=== Exercise aim ===
Copy the following material line for line, changing no characters.

※ ※ ※

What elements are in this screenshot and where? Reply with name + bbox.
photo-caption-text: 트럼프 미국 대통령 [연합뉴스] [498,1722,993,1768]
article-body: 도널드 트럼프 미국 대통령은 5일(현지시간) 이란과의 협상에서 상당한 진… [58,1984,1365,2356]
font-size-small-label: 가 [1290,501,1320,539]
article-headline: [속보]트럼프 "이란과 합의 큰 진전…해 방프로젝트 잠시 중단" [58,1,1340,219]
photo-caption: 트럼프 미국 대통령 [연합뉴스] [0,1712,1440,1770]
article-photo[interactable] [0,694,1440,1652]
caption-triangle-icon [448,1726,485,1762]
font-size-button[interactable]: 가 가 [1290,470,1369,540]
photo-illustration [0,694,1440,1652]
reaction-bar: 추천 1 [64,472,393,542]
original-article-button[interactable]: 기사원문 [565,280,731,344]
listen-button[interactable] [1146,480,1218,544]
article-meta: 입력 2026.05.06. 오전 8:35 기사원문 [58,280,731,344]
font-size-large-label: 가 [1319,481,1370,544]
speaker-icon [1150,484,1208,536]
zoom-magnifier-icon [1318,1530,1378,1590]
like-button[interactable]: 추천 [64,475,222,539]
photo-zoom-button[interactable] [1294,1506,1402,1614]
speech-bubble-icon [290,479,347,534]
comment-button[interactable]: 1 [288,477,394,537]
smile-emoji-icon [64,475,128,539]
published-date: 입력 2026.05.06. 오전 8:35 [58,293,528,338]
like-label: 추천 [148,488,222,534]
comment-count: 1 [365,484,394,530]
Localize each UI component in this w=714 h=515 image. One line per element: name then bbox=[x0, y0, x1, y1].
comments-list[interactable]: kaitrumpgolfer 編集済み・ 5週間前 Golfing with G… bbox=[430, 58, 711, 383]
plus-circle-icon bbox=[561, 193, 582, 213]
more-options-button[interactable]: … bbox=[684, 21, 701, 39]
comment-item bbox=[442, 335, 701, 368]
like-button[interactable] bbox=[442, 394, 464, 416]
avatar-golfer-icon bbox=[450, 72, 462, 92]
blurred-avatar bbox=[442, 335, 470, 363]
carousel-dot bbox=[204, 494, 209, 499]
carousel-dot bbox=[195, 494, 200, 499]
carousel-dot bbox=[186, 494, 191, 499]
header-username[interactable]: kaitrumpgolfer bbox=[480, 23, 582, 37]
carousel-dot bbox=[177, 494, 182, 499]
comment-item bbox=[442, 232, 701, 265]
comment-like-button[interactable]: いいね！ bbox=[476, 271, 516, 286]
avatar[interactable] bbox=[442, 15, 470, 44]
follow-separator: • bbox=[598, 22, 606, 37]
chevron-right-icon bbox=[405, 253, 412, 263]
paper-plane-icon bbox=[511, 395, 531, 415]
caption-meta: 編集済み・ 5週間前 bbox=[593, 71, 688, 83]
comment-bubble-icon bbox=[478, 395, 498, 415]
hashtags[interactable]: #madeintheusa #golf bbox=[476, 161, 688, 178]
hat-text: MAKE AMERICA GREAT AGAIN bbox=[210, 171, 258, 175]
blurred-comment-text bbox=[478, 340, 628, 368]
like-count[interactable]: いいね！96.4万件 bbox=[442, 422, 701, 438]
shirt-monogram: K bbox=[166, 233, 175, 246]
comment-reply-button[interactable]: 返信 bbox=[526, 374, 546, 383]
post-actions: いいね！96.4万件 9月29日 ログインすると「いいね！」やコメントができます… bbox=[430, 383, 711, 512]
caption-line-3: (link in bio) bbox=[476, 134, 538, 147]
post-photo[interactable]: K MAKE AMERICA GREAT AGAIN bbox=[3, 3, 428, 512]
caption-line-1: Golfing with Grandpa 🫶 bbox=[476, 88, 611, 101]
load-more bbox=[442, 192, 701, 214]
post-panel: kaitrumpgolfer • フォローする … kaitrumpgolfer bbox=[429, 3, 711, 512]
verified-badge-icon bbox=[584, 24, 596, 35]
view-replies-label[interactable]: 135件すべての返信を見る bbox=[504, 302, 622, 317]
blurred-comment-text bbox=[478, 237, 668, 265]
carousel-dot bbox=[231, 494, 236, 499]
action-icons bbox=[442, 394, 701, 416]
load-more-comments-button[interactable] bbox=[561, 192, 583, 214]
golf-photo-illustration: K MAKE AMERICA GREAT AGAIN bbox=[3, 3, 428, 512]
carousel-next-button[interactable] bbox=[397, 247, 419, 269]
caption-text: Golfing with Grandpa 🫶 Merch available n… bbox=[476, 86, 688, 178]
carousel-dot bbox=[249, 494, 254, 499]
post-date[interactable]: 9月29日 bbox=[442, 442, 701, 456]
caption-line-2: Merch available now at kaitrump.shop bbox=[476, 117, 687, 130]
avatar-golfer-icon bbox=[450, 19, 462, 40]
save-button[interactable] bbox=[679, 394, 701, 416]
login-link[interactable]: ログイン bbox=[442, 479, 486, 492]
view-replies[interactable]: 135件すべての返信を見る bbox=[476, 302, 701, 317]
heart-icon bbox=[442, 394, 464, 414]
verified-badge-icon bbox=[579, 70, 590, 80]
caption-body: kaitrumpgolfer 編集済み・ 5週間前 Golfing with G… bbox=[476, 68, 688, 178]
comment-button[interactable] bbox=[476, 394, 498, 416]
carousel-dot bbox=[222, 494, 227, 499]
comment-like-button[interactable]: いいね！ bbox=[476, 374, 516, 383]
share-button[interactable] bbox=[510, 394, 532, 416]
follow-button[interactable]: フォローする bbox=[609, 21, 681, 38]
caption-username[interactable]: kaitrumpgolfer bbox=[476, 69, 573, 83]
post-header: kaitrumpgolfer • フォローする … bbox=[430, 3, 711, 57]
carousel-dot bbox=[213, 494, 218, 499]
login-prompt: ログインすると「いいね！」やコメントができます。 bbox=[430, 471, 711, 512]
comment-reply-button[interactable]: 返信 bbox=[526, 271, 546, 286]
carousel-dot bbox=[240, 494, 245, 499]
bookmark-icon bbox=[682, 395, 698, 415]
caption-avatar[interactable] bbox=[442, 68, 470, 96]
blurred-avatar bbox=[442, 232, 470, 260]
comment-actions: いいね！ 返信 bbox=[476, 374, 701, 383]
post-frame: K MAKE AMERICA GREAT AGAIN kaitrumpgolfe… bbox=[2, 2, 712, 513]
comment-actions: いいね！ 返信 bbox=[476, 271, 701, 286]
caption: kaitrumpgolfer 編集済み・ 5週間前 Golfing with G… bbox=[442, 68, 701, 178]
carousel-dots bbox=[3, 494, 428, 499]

※ ※ ※

=== Correct response ===
What elements are in this screenshot and where? Reply with name + bbox.
photo-caption-text: 트럼프 미국 대통령 [연합뉴스] [498,1722,993,1768]
article-body: 도널드 트럼프 미국 대통령은 5일(현지시간) 이란과의 협상에서 상당한 진… [58,1984,1365,2356]
font-size-small-label: 가 [1290,501,1320,539]
article-headline: [속보]트럼프 "이란과 합의 큰 진전…해 방프로젝트 잠시 중단" [58,1,1340,219]
photo-caption: 트럼프 미국 대통령 [연합뉴스] [0,1712,1440,1770]
article-photo[interactable] [0,694,1440,1652]
caption-triangle-icon [448,1726,485,1762]
font-size-button[interactable]: 가 가 [1290,470,1369,540]
photo-illustration [0,694,1440,1652]
reaction-bar: 추천 1 [64,472,393,542]
original-article-button[interactable]: 기사원문 [565,280,731,344]
listen-button[interactable] [1146,480,1218,544]
article-meta: 입력 2026.05.06. 오전 8:35 기사원문 [58,280,731,344]
font-size-large-label: 가 [1319,481,1370,544]
speaker-icon [1150,484,1208,536]
zoom-magnifier-icon [1318,1530,1378,1590]
like-button[interactable]: 추천 [64,475,222,539]
photo-zoom-button[interactable] [1294,1506,1402,1614]
speech-bubble-icon [290,479,347,534]
comment-button[interactable]: 1 [288,477,394,537]
smile-emoji-icon [64,475,128,539]
published-date: 입력 2026.05.06. 오전 8:35 [58,293,528,338]
like-label: 추천 [148,488,222,534]
comment-count: 1 [365,484,394,530]
Localize each UI component in this w=714 h=515 image. One line per element: name then bbox=[x0, y0, x1, y1].
comments-list[interactable]: kaitrumpgolfer 編集済み・ 5週間前 Golfing with G… bbox=[430, 58, 711, 383]
plus-circle-icon bbox=[561, 193, 582, 213]
more-options-button[interactable]: … bbox=[684, 21, 701, 39]
comment-item bbox=[442, 335, 701, 368]
like-button[interactable] bbox=[442, 394, 464, 416]
avatar-golfer-icon bbox=[450, 72, 462, 92]
blurred-avatar bbox=[442, 335, 470, 363]
carousel-dot bbox=[204, 494, 209, 499]
carousel-dot bbox=[195, 494, 200, 499]
carousel-dot bbox=[186, 494, 191, 499]
header-username[interactable]: kaitrumpgolfer bbox=[480, 23, 582, 37]
carousel-dot bbox=[177, 494, 182, 499]
comment-item bbox=[442, 232, 701, 265]
comment-like-button[interactable]: いいね！ bbox=[476, 271, 516, 286]
avatar[interactable] bbox=[442, 15, 470, 44]
follow-separator: • bbox=[598, 22, 606, 37]
chevron-right-icon bbox=[405, 253, 412, 263]
paper-plane-icon bbox=[511, 395, 531, 415]
caption-meta: 編集済み・ 5週間前 bbox=[593, 71, 688, 83]
comment-bubble-icon bbox=[478, 395, 498, 415]
hashtags[interactable]: #madeintheusa #golf bbox=[476, 161, 688, 178]
hat-text: MAKE AMERICA GREAT AGAIN bbox=[210, 171, 258, 175]
blurred-comment-text bbox=[478, 340, 628, 368]
like-count[interactable]: いいね！96.4万件 bbox=[442, 422, 701, 438]
shirt-monogram: K bbox=[166, 233, 175, 246]
comment-reply-button[interactable]: 返信 bbox=[526, 374, 546, 383]
post-actions: いいね！96.4万件 9月29日 ログインすると「いいね！」やコメントができます… bbox=[430, 383, 711, 512]
caption-line-3: (link in bio) bbox=[476, 134, 538, 147]
post-photo[interactable]: K MAKE AMERICA GREAT AGAIN bbox=[3, 3, 428, 512]
caption-line-1: Golfing with Grandpa 🫶 bbox=[476, 88, 611, 101]
load-more bbox=[442, 192, 701, 214]
post-panel: kaitrumpgolfer • フォローする … kaitrumpgolfer bbox=[429, 3, 711, 512]
verified-badge-icon bbox=[584, 24, 596, 35]
view-replies-label[interactable]: 135件すべての返信を見る bbox=[504, 302, 622, 317]
blurred-comment-text bbox=[478, 237, 668, 265]
carousel-dot bbox=[231, 494, 236, 499]
action-icons bbox=[442, 394, 701, 416]
load-more-comments-button[interactable] bbox=[561, 192, 583, 214]
golf-photo-illustration: K MAKE AMERICA GREAT AGAIN bbox=[3, 3, 428, 512]
carousel-next-button[interactable] bbox=[397, 247, 419, 269]
caption-text: Golfing with Grandpa 🫶 Merch available n… bbox=[476, 86, 688, 178]
carousel-dot bbox=[249, 494, 254, 499]
post-date[interactable]: 9月29日 bbox=[442, 442, 701, 456]
caption-line-2: Merch available now at kaitrump.shop bbox=[476, 117, 687, 130]
avatar-golfer-icon bbox=[450, 19, 462, 40]
save-button[interactable] bbox=[679, 394, 701, 416]
login-link[interactable]: ログイン bbox=[442, 479, 486, 492]
view-replies[interactable]: 135件すべての返信を見る bbox=[476, 302, 701, 317]
heart-icon bbox=[442, 394, 464, 414]
verified-badge-icon bbox=[579, 70, 590, 80]
caption-body: kaitrumpgolfer 編集済み・ 5週間前 Golfing with G… bbox=[476, 68, 688, 178]
comment-button[interactable] bbox=[476, 394, 498, 416]
carousel-dot bbox=[222, 494, 227, 499]
comment-like-button[interactable]: いいね！ bbox=[476, 374, 516, 383]
share-button[interactable] bbox=[510, 394, 532, 416]
follow-button[interactable]: フォローする bbox=[609, 21, 681, 38]
caption-username[interactable]: kaitrumpgolfer bbox=[476, 69, 573, 83]
post-header: kaitrumpgolfer • フォローする … bbox=[430, 3, 711, 57]
carousel-dot bbox=[213, 494, 218, 499]
login-prompt: ログインすると「いいね！」やコメントができます。 bbox=[430, 471, 711, 512]
comment-reply-button[interactable]: 返信 bbox=[526, 271, 546, 286]
carousel-dot bbox=[240, 494, 245, 499]
bookmark-icon bbox=[682, 395, 698, 415]
caption-avatar[interactable] bbox=[442, 68, 470, 96]
blurred-avatar bbox=[442, 232, 470, 260]
comment-actions: いいね！ 返信 bbox=[476, 374, 701, 383]
post-frame: K MAKE AMERICA GREAT AGAIN kaitrumpgolfe… bbox=[2, 2, 712, 513]
comment-actions: いいね！ 返信 bbox=[476, 271, 701, 286]
caption: kaitrumpgolfer 編集済み・ 5週間前 Golfing with G… bbox=[442, 68, 701, 178]
carousel-dots bbox=[3, 494, 428, 499]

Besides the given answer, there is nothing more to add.